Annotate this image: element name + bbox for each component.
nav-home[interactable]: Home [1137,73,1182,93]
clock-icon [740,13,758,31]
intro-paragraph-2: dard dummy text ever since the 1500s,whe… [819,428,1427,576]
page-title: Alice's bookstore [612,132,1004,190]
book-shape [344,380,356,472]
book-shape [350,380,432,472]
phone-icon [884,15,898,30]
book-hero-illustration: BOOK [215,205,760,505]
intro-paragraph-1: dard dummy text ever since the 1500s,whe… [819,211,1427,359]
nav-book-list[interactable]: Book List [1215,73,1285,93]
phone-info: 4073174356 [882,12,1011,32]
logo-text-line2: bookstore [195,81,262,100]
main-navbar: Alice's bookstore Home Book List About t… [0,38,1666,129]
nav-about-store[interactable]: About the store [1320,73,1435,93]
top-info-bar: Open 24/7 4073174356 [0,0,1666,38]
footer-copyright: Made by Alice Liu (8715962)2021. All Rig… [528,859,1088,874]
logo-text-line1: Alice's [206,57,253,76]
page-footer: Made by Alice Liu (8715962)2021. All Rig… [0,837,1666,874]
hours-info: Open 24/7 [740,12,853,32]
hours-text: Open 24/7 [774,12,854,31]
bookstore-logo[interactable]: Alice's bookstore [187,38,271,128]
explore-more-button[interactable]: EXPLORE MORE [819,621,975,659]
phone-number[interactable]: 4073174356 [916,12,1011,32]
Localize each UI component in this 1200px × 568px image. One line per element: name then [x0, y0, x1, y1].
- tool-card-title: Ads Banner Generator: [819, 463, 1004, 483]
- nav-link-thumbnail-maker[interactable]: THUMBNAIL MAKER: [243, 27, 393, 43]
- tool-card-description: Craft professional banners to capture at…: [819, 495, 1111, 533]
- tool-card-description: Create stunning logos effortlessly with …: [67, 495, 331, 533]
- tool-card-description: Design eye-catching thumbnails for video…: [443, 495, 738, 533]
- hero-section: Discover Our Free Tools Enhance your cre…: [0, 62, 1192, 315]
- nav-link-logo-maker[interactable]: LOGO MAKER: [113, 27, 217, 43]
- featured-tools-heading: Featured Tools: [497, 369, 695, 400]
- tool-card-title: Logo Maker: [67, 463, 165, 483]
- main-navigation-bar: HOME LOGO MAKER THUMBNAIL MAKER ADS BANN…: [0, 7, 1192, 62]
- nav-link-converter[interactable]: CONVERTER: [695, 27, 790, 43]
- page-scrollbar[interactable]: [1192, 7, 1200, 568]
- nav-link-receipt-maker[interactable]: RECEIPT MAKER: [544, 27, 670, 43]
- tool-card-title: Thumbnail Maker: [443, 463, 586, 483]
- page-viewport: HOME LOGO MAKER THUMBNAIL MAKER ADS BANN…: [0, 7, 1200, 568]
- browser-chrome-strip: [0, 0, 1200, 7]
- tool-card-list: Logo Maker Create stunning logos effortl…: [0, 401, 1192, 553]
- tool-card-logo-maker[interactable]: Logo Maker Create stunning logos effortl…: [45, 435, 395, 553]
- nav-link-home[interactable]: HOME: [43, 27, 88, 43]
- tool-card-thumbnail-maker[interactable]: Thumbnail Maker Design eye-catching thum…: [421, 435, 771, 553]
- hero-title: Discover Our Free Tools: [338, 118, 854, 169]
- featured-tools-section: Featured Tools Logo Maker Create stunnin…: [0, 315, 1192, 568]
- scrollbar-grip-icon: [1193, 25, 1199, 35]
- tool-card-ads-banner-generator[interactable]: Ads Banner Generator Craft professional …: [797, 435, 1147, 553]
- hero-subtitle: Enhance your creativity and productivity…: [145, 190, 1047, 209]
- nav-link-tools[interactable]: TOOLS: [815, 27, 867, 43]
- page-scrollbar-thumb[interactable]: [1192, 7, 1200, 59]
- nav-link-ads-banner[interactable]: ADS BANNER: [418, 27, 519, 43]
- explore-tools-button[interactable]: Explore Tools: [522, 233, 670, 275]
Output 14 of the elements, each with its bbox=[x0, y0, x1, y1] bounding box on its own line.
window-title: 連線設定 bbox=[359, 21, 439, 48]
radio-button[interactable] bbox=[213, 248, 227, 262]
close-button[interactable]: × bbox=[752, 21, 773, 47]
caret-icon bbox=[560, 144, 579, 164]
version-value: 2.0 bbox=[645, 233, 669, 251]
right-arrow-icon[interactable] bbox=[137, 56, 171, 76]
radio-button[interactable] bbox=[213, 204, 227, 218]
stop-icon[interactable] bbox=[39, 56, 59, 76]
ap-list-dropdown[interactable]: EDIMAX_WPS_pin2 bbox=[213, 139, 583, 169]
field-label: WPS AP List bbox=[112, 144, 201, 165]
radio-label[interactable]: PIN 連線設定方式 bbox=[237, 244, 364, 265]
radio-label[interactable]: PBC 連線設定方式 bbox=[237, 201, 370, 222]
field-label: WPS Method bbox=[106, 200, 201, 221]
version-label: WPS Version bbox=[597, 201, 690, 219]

■ ■ ■ ■ ■ ■ ■

> **What is expected**
Copy every line of the entries above without changing a single character.

> **Solution for this exercise**
Annotate this image: element name + bbox for each component.
nav-home[interactable]: Home [1137,73,1182,93]
clock-icon [740,13,758,31]
intro-paragraph-2: dard dummy text ever since the 1500s,whe… [819,428,1427,576]
page-title: Alice's bookstore [612,132,1004,190]
book-shape [344,380,356,472]
book-shape [350,380,432,472]
phone-icon [884,15,898,30]
book-hero-illustration: BOOK [215,205,760,505]
intro-paragraph-1: dard dummy text ever since the 1500s,whe… [819,211,1427,359]
nav-book-list[interactable]: Book List [1215,73,1285,93]
phone-info: 4073174356 [882,12,1011,32]
logo-text-line2: bookstore [195,81,262,100]
main-navbar: Alice's bookstore Home Book List About t… [0,38,1666,129]
nav-about-store[interactable]: About the store [1320,73,1435,93]
top-info-bar: Open 24/7 4073174356 [0,0,1666,38]
footer-copyright: Made by Alice Liu (8715962)2021. All Rig… [528,859,1088,874]
logo-text-line1: Alice's [206,57,253,76]
page-footer: Made by Alice Liu (8715962)2021. All Rig… [0,837,1666,874]
hours-info: Open 24/7 [740,12,853,32]
hours-text: Open 24/7 [774,12,854,31]
bookstore-logo[interactable]: Alice's bookstore [187,38,271,128]
explore-more-button[interactable]: EXPLORE MORE [819,621,975,659]
phone-number[interactable]: 4073174356 [916,12,1011,32]
Localize each UI component in this 1200px × 568px image. One line per element: name then [x0, y0, x1, y1].
- tool-card-title: Ads Banner Generator: [819, 463, 1004, 483]
- nav-link-thumbnail-maker[interactable]: THUMBNAIL MAKER: [243, 27, 393, 43]
- tool-card-description: Craft professional banners to capture at…: [819, 495, 1111, 533]
- tool-card-description: Create stunning logos effortlessly with …: [67, 495, 331, 533]
- tool-card-description: Design eye-catching thumbnails for video…: [443, 495, 738, 533]
- hero-section: Discover Our Free Tools Enhance your cre…: [0, 62, 1192, 315]
- nav-link-logo-maker[interactable]: LOGO MAKER: [113, 27, 217, 43]
- featured-tools-heading: Featured Tools: [497, 369, 695, 400]
- tool-card-title: Logo Maker: [67, 463, 165, 483]
- main-navigation-bar: HOME LOGO MAKER THUMBNAIL MAKER ADS BANN…: [0, 7, 1192, 62]
- nav-link-converter[interactable]: CONVERTER: [695, 27, 790, 43]
- page-scrollbar[interactable]: [1192, 7, 1200, 568]
- nav-link-receipt-maker[interactable]: RECEIPT MAKER: [544, 27, 670, 43]
- tool-card-title: Thumbnail Maker: [443, 463, 586, 483]
- page-viewport: HOME LOGO MAKER THUMBNAIL MAKER ADS BANN…: [0, 7, 1200, 568]
- browser-chrome-strip: [0, 0, 1200, 7]
- tool-card-list: Logo Maker Create stunning logos effortl…: [0, 401, 1192, 553]
- tool-card-logo-maker[interactable]: Logo Maker Create stunning logos effortl…: [45, 435, 395, 553]
- nav-link-home[interactable]: HOME: [43, 27, 88, 43]
- tool-card-thumbnail-maker[interactable]: Thumbnail Maker Design eye-catching thum…: [421, 435, 771, 553]
- hero-title: Discover Our Free Tools: [338, 118, 854, 169]
- featured-tools-section: Featured Tools Logo Maker Create stunnin…: [0, 315, 1192, 568]
- scrollbar-grip-icon: [1193, 25, 1199, 35]
- tool-card-ads-banner-generator[interactable]: Ads Banner Generator Craft professional …: [797, 435, 1147, 553]
- hero-subtitle: Enhance your creativity and productivity…: [145, 190, 1047, 209]
- nav-link-tools[interactable]: TOOLS: [815, 27, 867, 43]
- page-scrollbar-thumb[interactable]: [1192, 7, 1200, 59]
- nav-link-ads-banner[interactable]: ADS BANNER: [418, 27, 519, 43]
- explore-tools-button[interactable]: Explore Tools: [522, 233, 670, 275]
Output 14 of the elements, each with its bbox=[x0, y0, x1, y1] bounding box on its own line.
window-title: 連線設定 bbox=[359, 21, 439, 48]
radio-button[interactable] bbox=[213, 248, 227, 262]
close-button[interactable]: × bbox=[752, 21, 773, 47]
caret-icon bbox=[560, 144, 579, 164]
version-value: 2.0 bbox=[645, 233, 669, 251]
right-arrow-icon[interactable] bbox=[137, 56, 171, 76]
radio-button[interactable] bbox=[213, 204, 227, 218]
stop-icon[interactable] bbox=[39, 56, 59, 76]
ap-list-dropdown[interactable]: EDIMAX_WPS_pin2 bbox=[213, 139, 583, 169]
field-label: WPS AP List bbox=[112, 144, 201, 165]
radio-label[interactable]: PIN 連線設定方式 bbox=[237, 244, 364, 265]
radio-label[interactable]: PBC 連線設定方式 bbox=[237, 201, 370, 222]
field-label: WPS Method bbox=[106, 200, 201, 221]
version-label: WPS Version bbox=[597, 201, 690, 219]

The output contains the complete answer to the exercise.